Look through the lines of the material and count those containing "screenshot". Give that count alone.

>> BEGIN Data for this task

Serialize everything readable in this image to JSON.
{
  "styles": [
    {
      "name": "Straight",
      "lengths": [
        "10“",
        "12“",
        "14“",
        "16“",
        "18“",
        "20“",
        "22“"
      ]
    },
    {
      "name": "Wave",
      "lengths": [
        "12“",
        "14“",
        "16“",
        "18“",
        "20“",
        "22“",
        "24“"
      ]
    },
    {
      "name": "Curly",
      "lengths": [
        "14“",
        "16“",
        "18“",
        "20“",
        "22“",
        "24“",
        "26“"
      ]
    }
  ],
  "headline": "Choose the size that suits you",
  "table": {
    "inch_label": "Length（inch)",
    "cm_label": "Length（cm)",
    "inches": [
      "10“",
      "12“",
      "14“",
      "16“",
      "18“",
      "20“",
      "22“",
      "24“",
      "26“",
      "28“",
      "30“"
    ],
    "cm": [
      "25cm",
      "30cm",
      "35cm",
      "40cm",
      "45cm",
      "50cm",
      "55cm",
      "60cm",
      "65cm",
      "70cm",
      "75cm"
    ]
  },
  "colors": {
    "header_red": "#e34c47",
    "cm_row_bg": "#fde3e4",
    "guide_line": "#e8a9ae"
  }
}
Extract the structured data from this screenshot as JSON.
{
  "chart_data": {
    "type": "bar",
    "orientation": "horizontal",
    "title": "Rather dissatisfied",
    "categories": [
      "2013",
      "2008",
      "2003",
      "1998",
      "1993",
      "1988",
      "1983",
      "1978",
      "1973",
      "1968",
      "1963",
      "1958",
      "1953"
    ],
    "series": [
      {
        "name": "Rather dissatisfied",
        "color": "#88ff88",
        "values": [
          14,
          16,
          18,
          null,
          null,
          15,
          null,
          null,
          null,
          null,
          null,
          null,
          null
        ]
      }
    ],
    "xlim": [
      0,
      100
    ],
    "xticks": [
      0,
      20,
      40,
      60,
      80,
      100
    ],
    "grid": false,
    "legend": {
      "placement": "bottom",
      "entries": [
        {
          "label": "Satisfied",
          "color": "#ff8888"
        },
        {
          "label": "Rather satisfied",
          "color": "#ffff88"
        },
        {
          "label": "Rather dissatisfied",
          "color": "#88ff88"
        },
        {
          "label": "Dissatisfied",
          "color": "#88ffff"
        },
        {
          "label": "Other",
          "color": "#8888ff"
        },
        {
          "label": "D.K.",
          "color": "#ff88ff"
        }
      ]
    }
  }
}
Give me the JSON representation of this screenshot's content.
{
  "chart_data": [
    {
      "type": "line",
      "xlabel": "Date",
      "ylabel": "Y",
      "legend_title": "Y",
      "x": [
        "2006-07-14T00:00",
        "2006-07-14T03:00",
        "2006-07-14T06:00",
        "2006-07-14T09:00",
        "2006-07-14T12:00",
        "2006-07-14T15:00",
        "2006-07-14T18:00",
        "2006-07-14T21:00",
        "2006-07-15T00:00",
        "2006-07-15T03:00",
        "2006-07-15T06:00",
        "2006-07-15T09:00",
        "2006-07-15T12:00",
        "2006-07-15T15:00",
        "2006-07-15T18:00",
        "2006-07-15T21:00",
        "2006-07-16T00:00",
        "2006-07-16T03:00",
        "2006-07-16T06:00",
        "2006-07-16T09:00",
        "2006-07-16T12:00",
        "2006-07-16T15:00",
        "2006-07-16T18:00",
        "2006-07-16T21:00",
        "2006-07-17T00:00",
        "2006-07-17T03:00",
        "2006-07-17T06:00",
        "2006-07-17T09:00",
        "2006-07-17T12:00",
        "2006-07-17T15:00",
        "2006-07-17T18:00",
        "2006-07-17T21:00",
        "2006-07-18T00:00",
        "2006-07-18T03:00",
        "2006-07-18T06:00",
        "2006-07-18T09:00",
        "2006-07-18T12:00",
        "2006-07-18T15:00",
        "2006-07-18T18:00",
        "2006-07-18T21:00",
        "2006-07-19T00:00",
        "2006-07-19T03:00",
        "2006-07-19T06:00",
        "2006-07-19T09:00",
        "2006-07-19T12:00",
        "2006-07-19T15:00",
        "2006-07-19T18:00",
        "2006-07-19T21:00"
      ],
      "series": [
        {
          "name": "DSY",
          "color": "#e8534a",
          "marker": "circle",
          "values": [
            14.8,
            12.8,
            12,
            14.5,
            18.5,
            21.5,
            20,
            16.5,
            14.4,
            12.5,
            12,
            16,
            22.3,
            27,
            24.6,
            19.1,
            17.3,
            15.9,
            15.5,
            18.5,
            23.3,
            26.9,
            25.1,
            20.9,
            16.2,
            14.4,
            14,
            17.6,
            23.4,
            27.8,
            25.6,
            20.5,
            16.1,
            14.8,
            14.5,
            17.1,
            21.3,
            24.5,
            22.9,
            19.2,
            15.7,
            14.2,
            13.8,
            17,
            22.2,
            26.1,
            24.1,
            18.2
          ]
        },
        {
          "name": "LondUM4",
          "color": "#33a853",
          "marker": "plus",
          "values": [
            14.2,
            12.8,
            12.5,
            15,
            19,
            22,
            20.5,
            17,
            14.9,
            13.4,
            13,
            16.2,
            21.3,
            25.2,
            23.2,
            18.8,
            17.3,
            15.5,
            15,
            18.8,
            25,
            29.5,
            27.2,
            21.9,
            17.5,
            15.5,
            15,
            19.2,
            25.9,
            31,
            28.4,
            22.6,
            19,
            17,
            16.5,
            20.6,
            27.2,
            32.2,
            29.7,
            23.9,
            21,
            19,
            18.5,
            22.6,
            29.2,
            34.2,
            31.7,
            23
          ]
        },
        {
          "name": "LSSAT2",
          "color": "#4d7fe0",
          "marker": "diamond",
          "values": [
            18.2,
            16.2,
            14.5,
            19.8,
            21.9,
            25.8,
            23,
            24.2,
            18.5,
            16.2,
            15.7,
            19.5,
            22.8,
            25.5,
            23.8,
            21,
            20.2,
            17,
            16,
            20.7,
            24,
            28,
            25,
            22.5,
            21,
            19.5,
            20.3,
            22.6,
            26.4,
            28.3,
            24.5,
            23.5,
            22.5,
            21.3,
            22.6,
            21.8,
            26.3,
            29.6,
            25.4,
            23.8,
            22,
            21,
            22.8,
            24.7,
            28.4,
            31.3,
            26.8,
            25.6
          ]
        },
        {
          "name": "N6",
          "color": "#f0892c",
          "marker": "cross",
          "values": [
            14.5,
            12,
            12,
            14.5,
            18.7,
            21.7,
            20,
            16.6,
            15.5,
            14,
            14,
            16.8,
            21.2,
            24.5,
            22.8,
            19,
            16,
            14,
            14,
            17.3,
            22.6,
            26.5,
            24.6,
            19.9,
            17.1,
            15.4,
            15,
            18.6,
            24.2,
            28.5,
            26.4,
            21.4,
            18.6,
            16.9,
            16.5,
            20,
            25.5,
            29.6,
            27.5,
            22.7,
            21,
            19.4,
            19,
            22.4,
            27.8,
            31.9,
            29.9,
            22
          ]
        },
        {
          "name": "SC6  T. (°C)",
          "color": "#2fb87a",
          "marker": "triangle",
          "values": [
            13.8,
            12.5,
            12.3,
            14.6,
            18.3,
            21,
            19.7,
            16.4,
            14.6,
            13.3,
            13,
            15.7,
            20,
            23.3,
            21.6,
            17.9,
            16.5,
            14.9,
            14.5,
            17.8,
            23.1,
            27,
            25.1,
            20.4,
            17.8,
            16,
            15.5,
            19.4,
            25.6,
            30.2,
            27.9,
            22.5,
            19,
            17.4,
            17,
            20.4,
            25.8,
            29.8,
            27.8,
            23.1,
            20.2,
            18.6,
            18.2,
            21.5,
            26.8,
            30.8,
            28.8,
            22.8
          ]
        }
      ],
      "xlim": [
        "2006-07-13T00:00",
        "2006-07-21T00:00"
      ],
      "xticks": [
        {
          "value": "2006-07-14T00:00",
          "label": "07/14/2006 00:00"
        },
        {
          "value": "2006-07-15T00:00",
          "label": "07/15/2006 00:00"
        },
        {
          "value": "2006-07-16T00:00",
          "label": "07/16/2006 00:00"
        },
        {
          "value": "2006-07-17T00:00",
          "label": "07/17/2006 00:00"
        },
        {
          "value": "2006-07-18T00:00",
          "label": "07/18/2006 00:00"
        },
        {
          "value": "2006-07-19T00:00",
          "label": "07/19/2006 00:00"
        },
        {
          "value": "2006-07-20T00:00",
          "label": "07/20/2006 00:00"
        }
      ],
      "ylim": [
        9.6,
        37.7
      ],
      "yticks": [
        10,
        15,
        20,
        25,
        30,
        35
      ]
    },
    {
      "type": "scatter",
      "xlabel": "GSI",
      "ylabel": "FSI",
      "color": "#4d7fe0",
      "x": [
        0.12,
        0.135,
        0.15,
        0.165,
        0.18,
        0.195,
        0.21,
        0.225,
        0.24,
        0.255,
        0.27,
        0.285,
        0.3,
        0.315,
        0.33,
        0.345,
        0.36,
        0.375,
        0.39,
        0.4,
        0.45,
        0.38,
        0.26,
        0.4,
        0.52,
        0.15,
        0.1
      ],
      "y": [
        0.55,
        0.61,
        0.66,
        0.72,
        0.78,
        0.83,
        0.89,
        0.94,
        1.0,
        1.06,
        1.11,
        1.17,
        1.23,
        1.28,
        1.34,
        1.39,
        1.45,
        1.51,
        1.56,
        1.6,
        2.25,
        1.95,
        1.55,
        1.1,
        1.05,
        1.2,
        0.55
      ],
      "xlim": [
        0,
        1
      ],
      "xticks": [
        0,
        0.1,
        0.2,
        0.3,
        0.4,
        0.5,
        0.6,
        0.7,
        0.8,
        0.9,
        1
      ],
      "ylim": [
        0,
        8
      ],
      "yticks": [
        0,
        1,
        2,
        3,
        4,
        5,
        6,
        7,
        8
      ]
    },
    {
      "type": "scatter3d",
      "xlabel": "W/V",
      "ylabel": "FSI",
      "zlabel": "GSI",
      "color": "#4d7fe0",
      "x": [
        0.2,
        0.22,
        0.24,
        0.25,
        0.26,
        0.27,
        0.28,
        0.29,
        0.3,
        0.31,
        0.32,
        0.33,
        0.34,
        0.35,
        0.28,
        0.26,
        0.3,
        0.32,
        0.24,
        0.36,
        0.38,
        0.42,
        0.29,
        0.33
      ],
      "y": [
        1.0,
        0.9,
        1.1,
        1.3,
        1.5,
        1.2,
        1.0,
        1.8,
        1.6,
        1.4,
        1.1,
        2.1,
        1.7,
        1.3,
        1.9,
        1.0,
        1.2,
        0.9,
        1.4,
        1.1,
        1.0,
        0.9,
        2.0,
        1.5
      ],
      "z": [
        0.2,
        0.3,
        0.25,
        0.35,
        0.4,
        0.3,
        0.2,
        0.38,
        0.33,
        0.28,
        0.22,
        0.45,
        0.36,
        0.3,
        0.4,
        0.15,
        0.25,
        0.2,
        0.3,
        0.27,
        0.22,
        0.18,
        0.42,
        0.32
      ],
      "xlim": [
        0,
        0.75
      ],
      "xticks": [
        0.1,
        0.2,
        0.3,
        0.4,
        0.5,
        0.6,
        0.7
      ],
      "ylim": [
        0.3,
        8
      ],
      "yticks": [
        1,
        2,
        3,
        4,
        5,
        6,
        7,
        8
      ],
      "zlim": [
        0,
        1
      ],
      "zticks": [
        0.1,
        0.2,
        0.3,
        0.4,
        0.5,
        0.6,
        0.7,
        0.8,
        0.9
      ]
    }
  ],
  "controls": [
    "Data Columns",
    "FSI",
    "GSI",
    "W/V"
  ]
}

>> END Data for this task

Full solution | 2